Data extracted from a collection:
┄┄┄┄┄┄┄┄┄┄

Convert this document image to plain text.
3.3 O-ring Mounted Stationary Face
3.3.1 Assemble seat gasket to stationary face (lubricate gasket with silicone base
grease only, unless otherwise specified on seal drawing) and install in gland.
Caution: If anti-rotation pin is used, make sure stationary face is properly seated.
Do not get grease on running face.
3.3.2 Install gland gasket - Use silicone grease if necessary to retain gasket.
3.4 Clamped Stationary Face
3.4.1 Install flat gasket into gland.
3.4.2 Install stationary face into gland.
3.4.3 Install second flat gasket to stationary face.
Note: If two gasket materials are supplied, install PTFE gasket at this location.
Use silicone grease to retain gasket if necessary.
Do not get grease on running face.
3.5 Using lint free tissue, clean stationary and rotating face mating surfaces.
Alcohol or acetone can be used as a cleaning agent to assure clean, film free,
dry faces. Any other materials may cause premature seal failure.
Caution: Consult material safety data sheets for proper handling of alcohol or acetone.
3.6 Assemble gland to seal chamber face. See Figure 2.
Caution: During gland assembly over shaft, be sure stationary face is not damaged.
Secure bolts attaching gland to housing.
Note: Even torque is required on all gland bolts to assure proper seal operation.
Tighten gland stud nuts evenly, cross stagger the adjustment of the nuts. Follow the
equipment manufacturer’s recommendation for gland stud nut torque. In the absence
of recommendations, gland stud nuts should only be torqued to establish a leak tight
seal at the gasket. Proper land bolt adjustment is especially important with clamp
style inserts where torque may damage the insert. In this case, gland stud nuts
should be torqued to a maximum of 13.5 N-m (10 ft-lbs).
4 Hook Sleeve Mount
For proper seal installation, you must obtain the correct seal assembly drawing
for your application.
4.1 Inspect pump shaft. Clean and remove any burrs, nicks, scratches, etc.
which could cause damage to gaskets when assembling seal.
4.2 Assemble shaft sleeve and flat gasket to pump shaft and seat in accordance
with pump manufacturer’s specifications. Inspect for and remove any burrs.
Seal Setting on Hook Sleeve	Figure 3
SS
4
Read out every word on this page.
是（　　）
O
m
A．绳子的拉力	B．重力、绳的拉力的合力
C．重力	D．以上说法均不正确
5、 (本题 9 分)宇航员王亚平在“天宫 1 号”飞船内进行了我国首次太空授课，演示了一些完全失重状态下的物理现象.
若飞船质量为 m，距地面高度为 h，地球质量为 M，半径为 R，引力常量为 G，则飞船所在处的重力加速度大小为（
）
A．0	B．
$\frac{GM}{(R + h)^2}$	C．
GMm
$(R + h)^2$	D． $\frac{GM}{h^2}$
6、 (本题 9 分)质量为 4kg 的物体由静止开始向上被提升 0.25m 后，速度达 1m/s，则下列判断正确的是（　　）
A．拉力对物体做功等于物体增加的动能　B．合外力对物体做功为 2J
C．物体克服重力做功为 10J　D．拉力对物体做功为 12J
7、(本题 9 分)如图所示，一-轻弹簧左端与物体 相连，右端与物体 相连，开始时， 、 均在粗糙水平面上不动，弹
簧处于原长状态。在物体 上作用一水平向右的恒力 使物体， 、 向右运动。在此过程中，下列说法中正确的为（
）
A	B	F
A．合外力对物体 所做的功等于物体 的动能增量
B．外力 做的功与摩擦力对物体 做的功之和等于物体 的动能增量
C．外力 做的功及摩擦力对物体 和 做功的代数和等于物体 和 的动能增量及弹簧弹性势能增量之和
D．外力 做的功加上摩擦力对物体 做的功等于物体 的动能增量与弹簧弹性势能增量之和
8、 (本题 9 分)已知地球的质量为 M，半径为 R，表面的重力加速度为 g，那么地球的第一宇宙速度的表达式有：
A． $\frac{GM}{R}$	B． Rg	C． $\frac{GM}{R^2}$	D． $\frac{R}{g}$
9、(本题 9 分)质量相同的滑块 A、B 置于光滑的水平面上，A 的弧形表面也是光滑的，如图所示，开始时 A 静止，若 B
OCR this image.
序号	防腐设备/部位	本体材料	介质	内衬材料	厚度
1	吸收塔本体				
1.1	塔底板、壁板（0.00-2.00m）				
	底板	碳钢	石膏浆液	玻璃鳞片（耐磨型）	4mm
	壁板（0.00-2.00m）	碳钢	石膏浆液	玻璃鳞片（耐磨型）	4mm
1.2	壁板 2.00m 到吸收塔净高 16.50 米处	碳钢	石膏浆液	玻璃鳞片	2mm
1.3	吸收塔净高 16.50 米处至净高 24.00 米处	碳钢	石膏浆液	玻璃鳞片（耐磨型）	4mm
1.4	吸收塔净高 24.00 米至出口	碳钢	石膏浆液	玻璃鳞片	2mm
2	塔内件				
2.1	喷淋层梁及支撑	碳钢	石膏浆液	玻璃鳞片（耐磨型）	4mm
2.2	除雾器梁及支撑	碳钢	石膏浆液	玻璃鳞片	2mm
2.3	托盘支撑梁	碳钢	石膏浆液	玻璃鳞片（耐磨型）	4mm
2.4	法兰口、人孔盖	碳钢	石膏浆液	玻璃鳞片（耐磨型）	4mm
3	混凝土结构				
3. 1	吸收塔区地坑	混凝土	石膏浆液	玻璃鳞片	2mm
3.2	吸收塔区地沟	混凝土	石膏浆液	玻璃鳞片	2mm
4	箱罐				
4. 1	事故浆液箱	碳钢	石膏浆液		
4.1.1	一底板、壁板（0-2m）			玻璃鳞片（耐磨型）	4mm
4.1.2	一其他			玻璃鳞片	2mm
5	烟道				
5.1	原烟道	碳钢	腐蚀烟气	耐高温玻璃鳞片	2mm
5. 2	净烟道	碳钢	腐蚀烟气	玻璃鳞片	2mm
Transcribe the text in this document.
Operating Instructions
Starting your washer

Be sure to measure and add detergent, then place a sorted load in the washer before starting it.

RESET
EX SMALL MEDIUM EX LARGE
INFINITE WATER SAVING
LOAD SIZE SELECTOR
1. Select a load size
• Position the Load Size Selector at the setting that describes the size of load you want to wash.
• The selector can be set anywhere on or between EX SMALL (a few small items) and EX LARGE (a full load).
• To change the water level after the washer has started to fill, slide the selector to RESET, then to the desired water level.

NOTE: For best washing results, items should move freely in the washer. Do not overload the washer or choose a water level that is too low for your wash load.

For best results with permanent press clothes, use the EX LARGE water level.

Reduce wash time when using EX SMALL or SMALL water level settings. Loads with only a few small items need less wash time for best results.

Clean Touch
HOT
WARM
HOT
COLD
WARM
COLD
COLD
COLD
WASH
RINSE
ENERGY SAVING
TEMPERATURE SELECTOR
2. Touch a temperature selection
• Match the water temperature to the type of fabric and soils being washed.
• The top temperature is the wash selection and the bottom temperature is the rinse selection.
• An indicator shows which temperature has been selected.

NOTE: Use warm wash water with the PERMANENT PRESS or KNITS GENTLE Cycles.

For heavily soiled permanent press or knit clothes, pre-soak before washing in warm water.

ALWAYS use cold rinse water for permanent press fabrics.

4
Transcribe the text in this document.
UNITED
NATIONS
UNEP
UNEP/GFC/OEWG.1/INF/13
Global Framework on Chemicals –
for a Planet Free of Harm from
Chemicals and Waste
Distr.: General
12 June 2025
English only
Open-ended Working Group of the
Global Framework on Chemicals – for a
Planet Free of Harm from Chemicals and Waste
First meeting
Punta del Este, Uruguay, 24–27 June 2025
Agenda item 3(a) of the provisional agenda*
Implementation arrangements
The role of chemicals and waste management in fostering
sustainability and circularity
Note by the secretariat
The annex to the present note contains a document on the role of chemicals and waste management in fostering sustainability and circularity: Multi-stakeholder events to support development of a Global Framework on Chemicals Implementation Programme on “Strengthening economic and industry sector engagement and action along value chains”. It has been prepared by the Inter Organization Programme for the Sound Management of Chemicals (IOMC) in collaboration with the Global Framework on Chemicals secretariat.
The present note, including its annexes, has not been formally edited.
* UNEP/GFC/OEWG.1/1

┄┄┄┄┄┄┄┄┄┄

*WRITTEN REQUEST:*
Every record should be repeated exactly; please leave none out.

*ANSWER TO THIS EXERCISE:*
Convert this document image to plain text.
3.3 O-ring Mounted Stationary Face
3.3.1 Assemble seat gasket to stationary face (lubricate gasket with silicone base
grease only, unless otherwise specified on seal drawing) and install in gland.
Caution: If anti-rotation pin is used, make sure stationary face is properly seated.
Do not get grease on running face.
3.3.2 Install gland gasket - Use silicone grease if necessary to retain gasket.
3.4 Clamped Stationary Face
3.4.1 Install flat gasket into gland.
3.4.2 Install stationary face into gland.
3.4.3 Install second flat gasket to stationary face.
Note: If two gasket materials are supplied, install PTFE gasket at this location.
Use silicone grease to retain gasket if necessary.
Do not get grease on running face.
3.5 Using lint free tissue, clean stationary and rotating face mating surfaces.
Alcohol or acetone can be used as a cleaning agent to assure clean, film free,
dry faces. Any other materials may cause premature seal failure.
Caution: Consult material safety data sheets for proper handling of alcohol or acetone.
3.6 Assemble gland to seal chamber face. See Figure 2.
Caution: During gland assembly over shaft, be sure stationary face is not damaged.
Secure bolts attaching gland to housing.
Note: Even torque is required on all gland bolts to assure proper seal operation.
Tighten gland stud nuts evenly, cross stagger the adjustment of the nuts. Follow the
equipment manufacturer’s recommendation for gland stud nut torque. In the absence
of recommendations, gland stud nuts should only be torqued to establish a leak tight
seal at the gasket. Proper land bolt adjustment is especially important with clamp
style inserts where torque may damage the insert. In this case, gland stud nuts
should be torqued to a maximum of 13.5 N-m (10 ft-lbs).
4 Hook Sleeve Mount
For proper seal installation, you must obtain the correct seal assembly drawing
for your application.
4.1 Inspect pump shaft. Clean and remove any burrs, nicks, scratches, etc.
which could cause damage to gaskets when assembling seal.
4.2 Assemble shaft sleeve and flat gasket to pump shaft and seat in accordance
with pump manufacturer’s specifications. Inspect for and remove any burrs.
Seal Setting on Hook Sleeve	Figure 3
SS
4
Read out every word on this page.
是（　　）
O
m
A．绳子的拉力	B．重力、绳的拉力的合力
C．重力	D．以上说法均不正确
5、 (本题 9 分)宇航员王亚平在“天宫 1 号”飞船内进行了我国首次太空授课，演示了一些完全失重状态下的物理现象.
若飞船质量为 m，距地面高度为 h，地球质量为 M，半径为 R，引力常量为 G，则飞船所在处的重力加速度大小为（
）
A．0	B．
$\frac{GM}{(R + h)^2}$	C．
GMm
$(R + h)^2$	D． $\frac{GM}{h^2}$
6、 (本题 9 分)质量为 4kg 的物体由静止开始向上被提升 0.25m 后，速度达 1m/s，则下列判断正确的是（　　）
A．拉力对物体做功等于物体增加的动能　B．合外力对物体做功为 2J
C．物体克服重力做功为 10J　D．拉力对物体做功为 12J
7、(本题 9 分)如图所示，一-轻弹簧左端与物体 相连，右端与物体 相连，开始时， 、 均在粗糙水平面上不动，弹
簧处于原长状态。在物体 上作用一水平向右的恒力 使物体， 、 向右运动。在此过程中，下列说法中正确的为（
）
A	B	F
A．合外力对物体 所做的功等于物体 的动能增量
B．外力 做的功与摩擦力对物体 做的功之和等于物体 的动能增量
C．外力 做的功及摩擦力对物体 和 做功的代数和等于物体 和 的动能增量及弹簧弹性势能增量之和
D．外力 做的功加上摩擦力对物体 做的功等于物体 的动能增量与弹簧弹性势能增量之和
8、 (本题 9 分)已知地球的质量为 M，半径为 R，表面的重力加速度为 g，那么地球的第一宇宙速度的表达式有：
A． $\frac{GM}{R}$	B． Rg	C． $\frac{GM}{R^2}$	D． $\frac{R}{g}$
9、(本题 9 分)质量相同的滑块 A、B 置于光滑的水平面上，A 的弧形表面也是光滑的，如图所示，开始时 A 静止，若 B
OCR this image.
序号	防腐设备/部位	本体材料	介质	内衬材料	厚度
1	吸收塔本体				
1.1	塔底板、壁板（0.00-2.00m）				
	底板	碳钢	石膏浆液	玻璃鳞片（耐磨型）	4mm
	壁板（0.00-2.00m）	碳钢	石膏浆液	玻璃鳞片（耐磨型）	4mm
1.2	壁板 2.00m 到吸收塔净高 16.50 米处	碳钢	石膏浆液	玻璃鳞片	2mm
1.3	吸收塔净高 16.50 米处至净高 24.00 米处	碳钢	石膏浆液	玻璃鳞片（耐磨型）	4mm
1.4	吸收塔净高 24.00 米至出口	碳钢	石膏浆液	玻璃鳞片	2mm
2	塔内件				
2.1	喷淋层梁及支撑	碳钢	石膏浆液	玻璃鳞片（耐磨型）	4mm
2.2	除雾器梁及支撑	碳钢	石膏浆液	玻璃鳞片	2mm
2.3	托盘支撑梁	碳钢	石膏浆液	玻璃鳞片（耐磨型）	4mm
2.4	法兰口、人孔盖	碳钢	石膏浆液	玻璃鳞片（耐磨型）	4mm
3	混凝土结构				
3. 1	吸收塔区地坑	混凝土	石膏浆液	玻璃鳞片	2mm
3.2	吸收塔区地沟	混凝土	石膏浆液	玻璃鳞片	2mm
4	箱罐				
4. 1	事故浆液箱	碳钢	石膏浆液		
4.1.1	一底板、壁板（0-2m）			玻璃鳞片（耐磨型）	4mm
4.1.2	一其他			玻璃鳞片	2mm
5	烟道				
5.1	原烟道	碳钢	腐蚀烟气	耐高温玻璃鳞片	2mm
5. 2	净烟道	碳钢	腐蚀烟气	玻璃鳞片	2mm
Transcribe the text in this document.
Operating Instructions
Starting your washer

Be sure to measure and add detergent, then place a sorted load in the washer before starting it.

RESET
EX SMALL MEDIUM EX LARGE
INFINITE WATER SAVING
LOAD SIZE SELECTOR
1. Select a load size
• Position the Load Size Selector at the setting that describes the size of load you want to wash.
• The selector can be set anywhere on or between EX SMALL (a few small items) and EX LARGE (a full load).
• To change the water level after the washer has started to fill, slide the selector to RESET, then to the desired water level.

NOTE: For best washing results, items should move freely in the washer. Do not overload the washer or choose a water level that is too low for your wash load.

For best results with permanent press clothes, use the EX LARGE water level.

Reduce wash time when using EX SMALL or SMALL water level settings. Loads with only a few small items need less wash time for best results.

Clean Touch
HOT
WARM
HOT
COLD
WARM
COLD
COLD
COLD
WASH
RINSE
ENERGY SAVING
TEMPERATURE SELECTOR
2. Touch a temperature selection
• Match the water temperature to the type of fabric and soils being washed.
• The top temperature is the wash selection and the bottom temperature is the rinse selection.
• An indicator shows which temperature has been selected.

NOTE: Use warm wash water with the PERMANENT PRESS or KNITS GENTLE Cycles.

For heavily soiled permanent press or knit clothes, pre-soak before washing in warm water.

ALWAYS use cold rinse water for permanent press fabrics.

4
Transcribe the text in this document.
UNITED
NATIONS
UNEP
UNEP/GFC/OEWG.1/INF/13
Global Framework on Chemicals –
for a Planet Free of Harm from
Chemicals and Waste
Distr.: General
12 June 2025
English only
Open-ended Working Group of the
Global Framework on Chemicals – for a
Planet Free of Harm from Chemicals and Waste
First meeting
Punta del Este, Uruguay, 24–27 June 2025
Agenda item 3(a) of the provisional agenda*
Implementation arrangements
The role of chemicals and waste management in fostering
sustainability and circularity
Note by the secretariat
The annex to the present note contains a document on the role of chemicals and waste management in fostering sustainability and circularity: Multi-stakeholder events to support development of a Global Framework on Chemicals Implementation Programme on “Strengthening economic and industry sector engagement and action along value chains”. It has been prepared by the Inter Organization Programme for the Sound Management of Chemicals (IOMC) in collaboration with the Global Framework on Chemicals secretariat.
The present note, including its annexes, has not been formally edited.
* UNEP/GFC/OEWG.1/1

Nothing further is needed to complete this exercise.